*What to do*: Every entry should be repeated exactly. Omit the pictures.

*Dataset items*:
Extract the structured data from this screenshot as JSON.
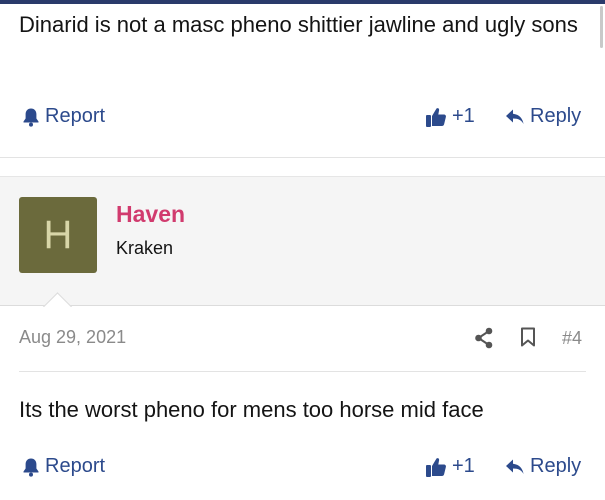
{
  "first_post": {
    "text": "Dinarid is not a masc pheno shittier jawline and ugly sons",
    "report_label": "Report",
    "like_count": "+1",
    "reply_label": "Reply"
  },
  "second_post": {
    "author": {
      "avatar_letter": "H",
      "avatar_color": "#6b6a3c",
      "name": "Haven",
      "title": "Kraken"
    },
    "date": "Aug 29, 2021",
    "post_number": "#4",
    "text": "Its the worst pheno for mens too horse mid face",
    "report_label": "Report",
    "like_count": "+1",
    "reply_label": "Reply"
  },
  "icons": {
    "report": "bell-icon",
    "like": "thumbs-up-icon",
    "reply": "reply-arrow-icon",
    "share": "share-icon",
    "bookmark": "bookmark-icon"
  },
  "colors": {
    "accent": "#2c4a8c",
    "username": "#d13b6e",
    "meta": "#8a8a8a"
  }
}
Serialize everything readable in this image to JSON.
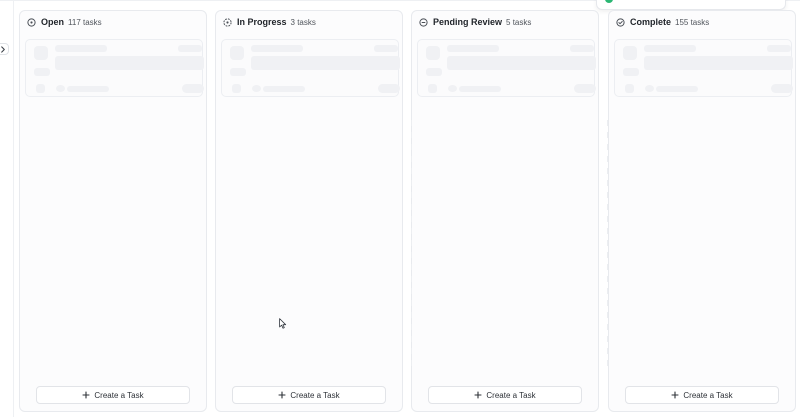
{
  "board": {
    "columns": [
      {
        "title": "Open",
        "count": "117 tasks",
        "create_label": "Create a Task"
      },
      {
        "title": "In Progress",
        "count": "3 tasks",
        "create_label": "Create a Task"
      },
      {
        "title": "Pending Review",
        "count": "5 tasks",
        "create_label": "Create a Task"
      },
      {
        "title": "Complete",
        "count": "155 tasks",
        "create_label": "Create a Task"
      }
    ]
  },
  "icons": {
    "status": "status-circle-icon",
    "plus": "plus-icon",
    "collapse": "chevron-right-icon",
    "toast": "success-dot-icon",
    "cursor": "mouse-cursor-icon"
  },
  "colors": {
    "accent_success": "#2bb673",
    "border": "#e8eaee",
    "skeleton": "#f0f1f4"
  }
}
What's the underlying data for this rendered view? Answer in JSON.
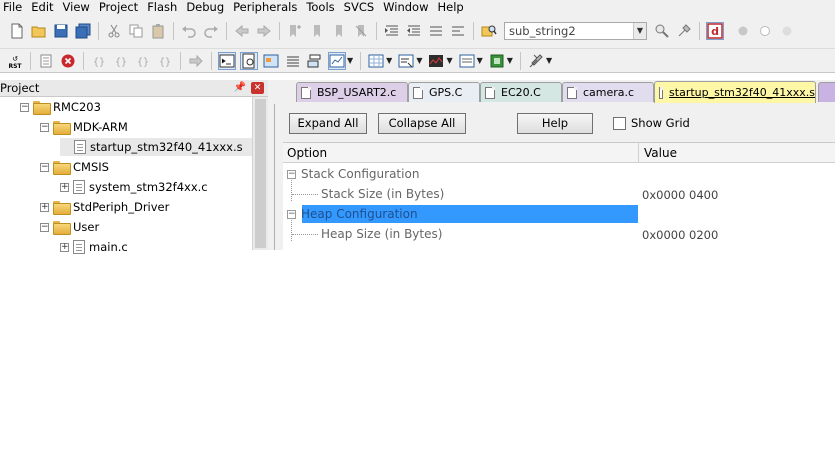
{
  "menu": [
    "File",
    "Edit",
    "View",
    "Project",
    "Flash",
    "Debug",
    "Peripherals",
    "Tools",
    "SVCS",
    "Window",
    "Help"
  ],
  "toolbar": {
    "search_combo": "sub_string2",
    "icons1": [
      "new-file",
      "open-file",
      "save",
      "save-all",
      "cut",
      "copy",
      "paste",
      "undo",
      "redo",
      "nav-back",
      "nav-forward",
      "bookmark-set",
      "bookmark-prev",
      "bookmark-next",
      "bookmark-clear",
      "indent",
      "unindent",
      "comment",
      "uncomment",
      "find-in-files",
      "debug-session"
    ],
    "icons2": [
      "reset-rst",
      "stop-red",
      "run-text",
      "step-in",
      "step-over",
      "step-out",
      "run-to-cursor",
      "command-window",
      "disassembly",
      "symbols",
      "registers",
      "call-stack",
      "watch",
      "memory",
      "serial",
      "analysis",
      "trace",
      "system-viewer",
      "toolbox"
    ]
  },
  "project": {
    "title": "Project",
    "tree": [
      {
        "label": "RMC203",
        "level": 0,
        "type": "target",
        "expander": "−"
      },
      {
        "label": "MDK-ARM",
        "level": 1,
        "type": "folder",
        "expander": "−"
      },
      {
        "label": "startup_stm32f40_41xxx.s",
        "level": 2,
        "type": "file",
        "expander": "",
        "selected": true
      },
      {
        "label": "CMSIS",
        "level": 1,
        "type": "folder",
        "expander": "−"
      },
      {
        "label": "system_stm32f4xx.c",
        "level": 2,
        "type": "file",
        "expander": "+"
      },
      {
        "label": "StdPeriph_Driver",
        "level": 1,
        "type": "folder",
        "expander": "+"
      },
      {
        "label": "User",
        "level": 1,
        "type": "folder",
        "expander": "−"
      },
      {
        "label": "main.c",
        "level": 2,
        "type": "file",
        "expander": "+"
      }
    ]
  },
  "tabs": [
    {
      "label": "BSP_USART2.c",
      "color": "#dccfe7",
      "active": false
    },
    {
      "label": "GPS.C",
      "color": "#e9eef5",
      "active": false
    },
    {
      "label": "EC20.C",
      "color": "#d4e7e3",
      "active": false
    },
    {
      "label": "camera.c",
      "color": "#e2dcef",
      "active": false
    },
    {
      "label": "startup_stm32f40_41xxx.s",
      "color": "#fdf7a6",
      "active": true
    }
  ],
  "wizard": {
    "expand_all": "Expand All",
    "collapse_all": "Collapse All",
    "help": "Help",
    "show_grid": "Show Grid",
    "col_option": "Option",
    "col_value": "Value",
    "rows": [
      {
        "option": "Stack Configuration",
        "value": "",
        "level": 0,
        "expander": "−",
        "highlight": false
      },
      {
        "option": "Stack Size (in Bytes)",
        "value": "0x0000 0400",
        "level": 1,
        "expander": "",
        "highlight": false
      },
      {
        "option": "Heap Configuration",
        "value": "",
        "level": 0,
        "expander": "−",
        "highlight": true
      },
      {
        "option": "Heap Size (in Bytes)",
        "value": "0x0000 0200",
        "level": 1,
        "expander": "",
        "highlight": false
      }
    ]
  }
}
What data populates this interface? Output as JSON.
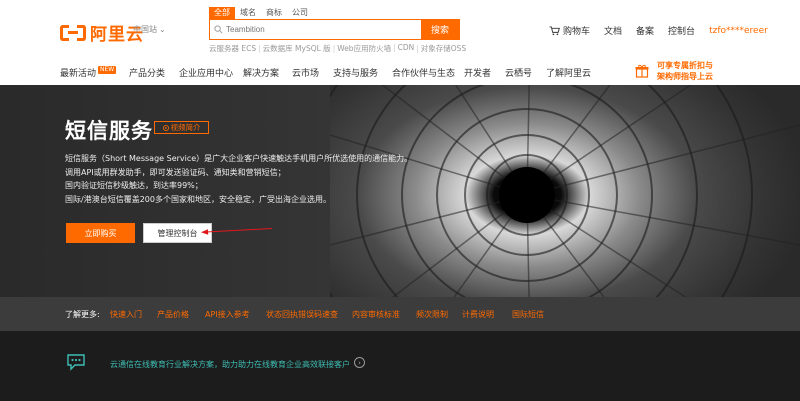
{
  "header": {
    "logo_text": "阿里云",
    "region": "中国站",
    "search": {
      "tabs": [
        "全部",
        "域名",
        "商标",
        "公司"
      ],
      "placeholder": "Teambition",
      "button": "搜索",
      "hot_links": [
        "云服务器 ECS",
        "云数据库 MySQL 版",
        "Web应用防火墙",
        "CDN",
        "对象存储OSS"
      ]
    },
    "right": {
      "cart": "购物车",
      "docs": "文档",
      "beian": "备案",
      "console": "控制台",
      "user": "tzfo****ereer"
    }
  },
  "nav": {
    "items": [
      "最新活动",
      "产品分类",
      "企业应用中心",
      "解决方案",
      "云市场",
      "支持与服务",
      "合作伙伴与生态",
      "开发者",
      "云栖号",
      "了解阿里云"
    ],
    "new_badge": "NEW",
    "promo_line1": "可享专属折扣与",
    "promo_line2": "架构师指导上云"
  },
  "hero": {
    "title": "短信服务",
    "video_label": "视频简介",
    "desc": [
      "短信服务（Short Message Service）是广大企业客户快速触达手机用户所优选使用的通信能力。",
      "调用API或用群发助手，即可发送验证码、通知类和营销短信；",
      "国内验证短信秒级触达，到达率99%；",
      "国际/港澳台短信覆盖200多个国家和地区，安全稳定，广受出海企业选用。"
    ],
    "buy_button": "立即购买",
    "console_button": "管理控制台"
  },
  "learn_more": {
    "label": "了解更多:",
    "links": [
      "快速入门",
      "产品价格",
      "API接入参考",
      "状态回执错误码速查",
      "内容审核标准",
      "频次限制",
      "计费说明",
      "国际短信"
    ]
  },
  "bottom": {
    "text": "云通信在线教育行业解决方案，助力助力在线教育企业高效联接客户"
  },
  "colors": {
    "accent": "#ff6a00",
    "teal": "#3ebeb4"
  }
}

*Result*:
Extract the structured data from this screenshot as JSON.
{
  "first_post": {
    "text": "Dinarid is not a masc pheno shittier jawline and ugly sons",
    "report_label": "Report",
    "like_count": "+1",
    "reply_label": "Reply"
  },
  "second_post": {
    "author": {
      "avatar_letter": "H",
      "avatar_color": "#6b6a3c",
      "name": "Haven",
      "title": "Kraken"
    },
    "date": "Aug 29, 2021",
    "post_number": "#4",
    "text": "Its the worst pheno for mens too horse mid face",
    "report_label": "Report",
    "like_count": "+1",
    "reply_label": "Reply"
  },
  "icons": {
    "report": "bell-icon",
    "like": "thumbs-up-icon",
    "reply": "reply-arrow-icon",
    "share": "share-icon",
    "bookmark": "bookmark-icon"
  },
  "colors": {
    "accent": "#2c4a8c",
    "username": "#d13b6e",
    "meta": "#8a8a8a"
  }
}
Serialize everything readable in this image to JSON.
{
  "board": {
    "columns": [
      {
        "title": "Open",
        "count": "117 tasks",
        "create_label": "Create a Task"
      },
      {
        "title": "In Progress",
        "count": "3 tasks",
        "create_label": "Create a Task"
      },
      {
        "title": "Pending Review",
        "count": "5 tasks",
        "create_label": "Create a Task"
      },
      {
        "title": "Complete",
        "count": "155 tasks",
        "create_label": "Create a Task"
      }
    ]
  },
  "icons": {
    "status": "status-circle-icon",
    "plus": "plus-icon",
    "collapse": "chevron-right-icon",
    "toast": "success-dot-icon",
    "cursor": "mouse-cursor-icon"
  },
  "colors": {
    "accent_success": "#2bb673",
    "border": "#e8eaee",
    "skeleton": "#f0f1f4"
  }
}
What's the underlying data for this rendered view? Answer in JSON.
{
  "menu": [
    "File",
    "Edit",
    "View",
    "Project",
    "Flash",
    "Debug",
    "Peripherals",
    "Tools",
    "SVCS",
    "Window",
    "Help"
  ],
  "toolbar": {
    "search_combo": "sub_string2",
    "icons1": [
      "new-file",
      "open-file",
      "save",
      "save-all",
      "cut",
      "copy",
      "paste",
      "undo",
      "redo",
      "nav-back",
      "nav-forward",
      "bookmark-set",
      "bookmark-prev",
      "bookmark-next",
      "bookmark-clear",
      "indent",
      "unindent",
      "comment",
      "uncomment",
      "find-in-files",
      "debug-session"
    ],
    "icons2": [
      "reset-rst",
      "stop-red",
      "run-text",
      "step-in",
      "step-over",
      "step-out",
      "run-to-cursor",
      "command-window",
      "disassembly",
      "symbols",
      "registers",
      "call-stack",
      "watch",
      "memory",
      "serial",
      "analysis",
      "trace",
      "system-viewer",
      "toolbox"
    ]
  },
  "project": {
    "title": "Project",
    "tree": [
      {
        "label": "RMC203",
        "level": 0,
        "type": "target",
        "expander": "−"
      },
      {
        "label": "MDK-ARM",
        "level": 1,
        "type": "folder",
        "expander": "−"
      },
      {
        "label": "startup_stm32f40_41xxx.s",
        "level": 2,
        "type": "file",
        "expander": "",
        "selected": true
      },
      {
        "label": "CMSIS",
        "level": 1,
        "type": "folder",
        "expander": "−"
      },
      {
        "label": "system_stm32f4xx.c",
        "level": 2,
        "type": "file",
        "expander": "+"
      },
      {
        "label": "StdPeriph_Driver",
        "level": 1,
        "type": "folder",
        "expander": "+"
      },
      {
        "label": "User",
        "level": 1,
        "type": "folder",
        "expander": "−"
      },
      {
        "label": "main.c",
        "level": 2,
        "type": "file",
        "expander": "+"
      }
    ]
  },
  "tabs": [
    {
      "label": "BSP_USART2.c",
      "color": "#dccfe7",
      "active": false
    },
    {
      "label": "GPS.C",
      "color": "#e9eef5",
      "active": false
    },
    {
      "label": "EC20.C",
      "color": "#d4e7e3",
      "active": false
    },
    {
      "label": "camera.c",
      "color": "#e2dcef",
      "active": false
    },
    {
      "label": "startup_stm32f40_41xxx.s",
      "color": "#fdf7a6",
      "active": true
    }
  ],
  "wizard": {
    "expand_all": "Expand All",
    "collapse_all": "Collapse All",
    "help": "Help",
    "show_grid": "Show Grid",
    "col_option": "Option",
    "col_value": "Value",
    "rows": [
      {
        "option": "Stack Configuration",
        "value": "",
        "level": 0,
        "expander": "−",
        "highlight": false
      },
      {
        "option": "Stack Size (in Bytes)",
        "value": "0x0000 0400",
        "level": 1,
        "expander": "",
        "highlight": false
      },
      {
        "option": "Heap Configuration",
        "value": "",
        "level": 0,
        "expander": "−",
        "highlight": true
      },
      {
        "option": "Heap Size (in Bytes)",
        "value": "0x0000 0200",
        "level": 1,
        "expander": "",
        "highlight": false
      }
    ]
  }
}
What data populates this interface? Output as JSON.
{
  "header": {
    "logo_text": "阿里云",
    "region": "中国站",
    "search": {
      "tabs": [
        "全部",
        "域名",
        "商标",
        "公司"
      ],
      "placeholder": "Teambition",
      "button": "搜索",
      "hot_links": [
        "云服务器 ECS",
        "云数据库 MySQL 版",
        "Web应用防火墙",
        "CDN",
        "对象存储OSS"
      ]
    },
    "right": {
      "cart": "购物车",
      "docs": "文档",
      "beian": "备案",
      "console": "控制台",
      "user": "tzfo****ereer"
    }
  },
  "nav": {
    "items": [
      "最新活动",
      "产品分类",
      "企业应用中心",
      "解决方案",
      "云市场",
      "支持与服务",
      "合作伙伴与生态",
      "开发者",
      "云栖号",
      "了解阿里云"
    ],
    "new_badge": "NEW",
    "promo_line1": "可享专属折扣与",
    "promo_line2": "架构师指导上云"
  },
  "hero": {
    "title": "短信服务",
    "video_label": "视频简介",
    "desc": [
      "短信服务（Short Message Service）是广大企业客户快速触达手机用户所优选使用的通信能力。",
      "调用API或用群发助手，即可发送验证码、通知类和营销短信；",
      "国内验证短信秒级触达，到达率99%；",
      "国际/港澳台短信覆盖200多个国家和地区，安全稳定，广受出海企业选用。"
    ],
    "buy_button": "立即购买",
    "console_button": "管理控制台"
  },
  "learn_more": {
    "label": "了解更多:",
    "links": [
      "快速入门",
      "产品价格",
      "API接入参考",
      "状态回执错误码速查",
      "内容审核标准",
      "频次限制",
      "计费说明",
      "国际短信"
    ]
  },
  "bottom": {
    "text": "云通信在线教育行业解决方案，助力助力在线教育企业高效联接客户"
  },
  "colors": {
    "accent": "#ff6a00",
    "teal": "#3ebeb4"
  }
}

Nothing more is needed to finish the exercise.